Light sterile neutrino production in the early universe with dynamical neutrino asymmetries

TL;DR

This work investigates how dynamical lepton asymmetries affect the production of light sterile neutrinos in the early universe, using (3+1) and (2+1) mixing schemes and incorporating CP-violating phases. By solving momentum-averaged quantum kinetic equations with non-linear neutrino self-interactions, it reveals that equal active asymmetries suppress resonant production only when $|L| \sim 10^{-3}$, while opposite asymmetries require $|L| \sim 10^{-2}$, with CP violation potentially enhancing production in some cases. The results imply that even modest asymmetries can leave measurable traces in $N_{\rm eff}$ and the electron-neutrino spectra, affecting BBN through altered freeze-out conditions and helium yields. Overall, sterile neutrinos compatible with laboratory hints are challenging to reconcile with cosmology, and robust predictions require momentum-dependent treatments beyond the averaged-momentum approximation.

Abstract

Light sterile neutrinos mixing with the active ones have been recently proposed to solve different anomalies observed in short-baseline oscillation experiments. These neutrinos can also be produced by oscillations of the active neutrinos in the early universe, leaving possible traces on different cosmological observables. Here we perform an updated study of the neutrino kinetic equations in (3+1) and (2+1) oscillation schemes, dynamically evolving primordial asymmetries of active neutrinos and taking into account for the first time CP-violation effects. In the absence of neutrino asymmetries, eV-mass scale sterile neutrinos would be completely thermalized creating a tension with respect to the CMB, LSS and BBN data. In the past literature, active neutrino asymmetries have been invoked as a way to inhibit the sterile neutrino production via the in-medium suppression of the sterile-active mixing angle. However, neutrino asymmetries also permit a resonant sterile neutrino production. We find that if the active species have equal asymmetries L, a value |L|=10^{-3} is required to start suppressing the resonant sterile production, roughly an order of magnitude larger than what previously expected. When active species have opposite asymmetries the sterile abundance is further enhanced, requiring an even larger |L|\simeq 10^{-2} to start suppressing their production. In the latter case, CP-violation (naturally expected) further exacerbates the phenomenon. Some consequences for cosmological observables are briefly discussed: for example, it is likely that moderate suppressions of the sterile species production are associated with significant spectral distortions of the active neutrino species, with potentially interesting phenomenological consequences especially for BBN.

• [Exercise description]
In the text on light sterile neutrino production, what asymmetry value is needed to start suppressing resonant sterile production when the active species have equal asymmetries?

• [Dataset section]
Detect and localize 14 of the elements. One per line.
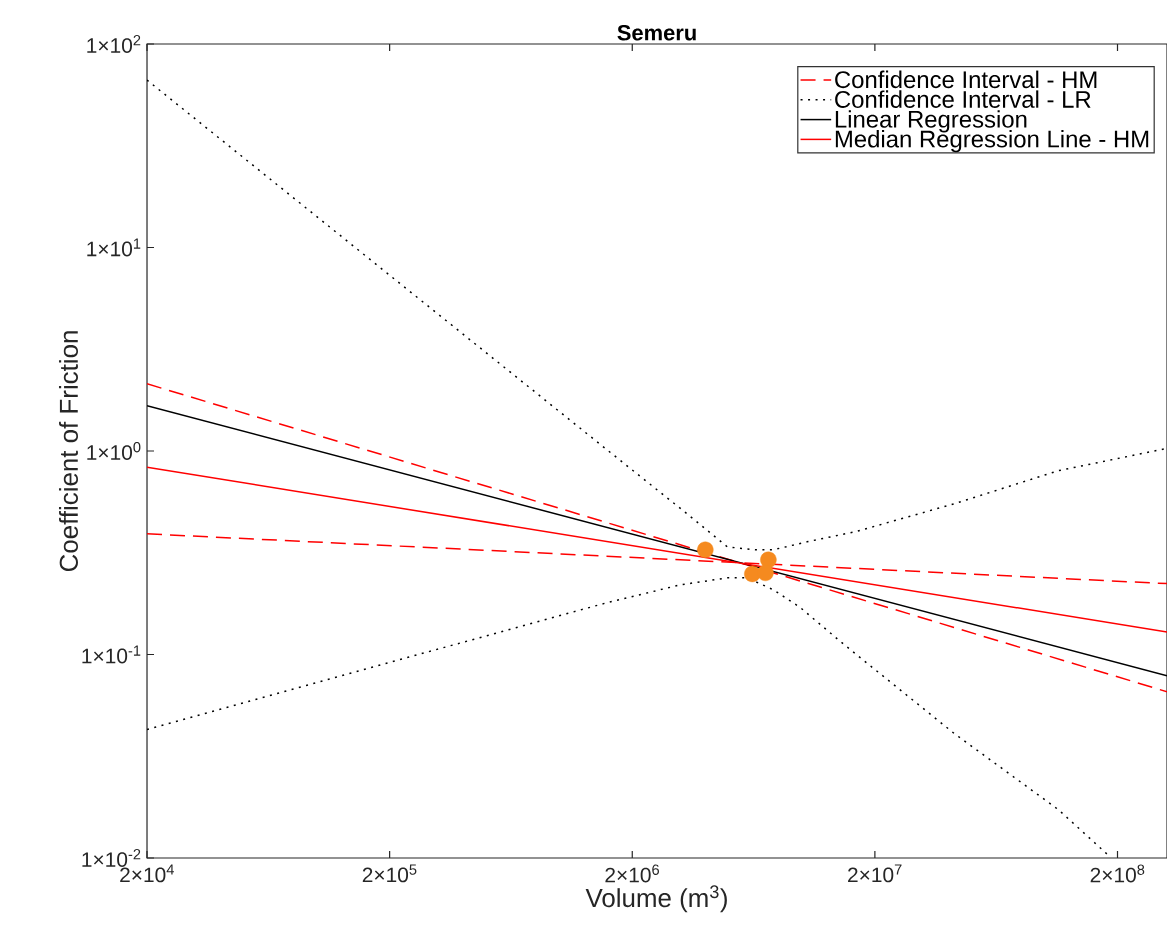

• [Solution for this problem]
|L| = 10^{-3}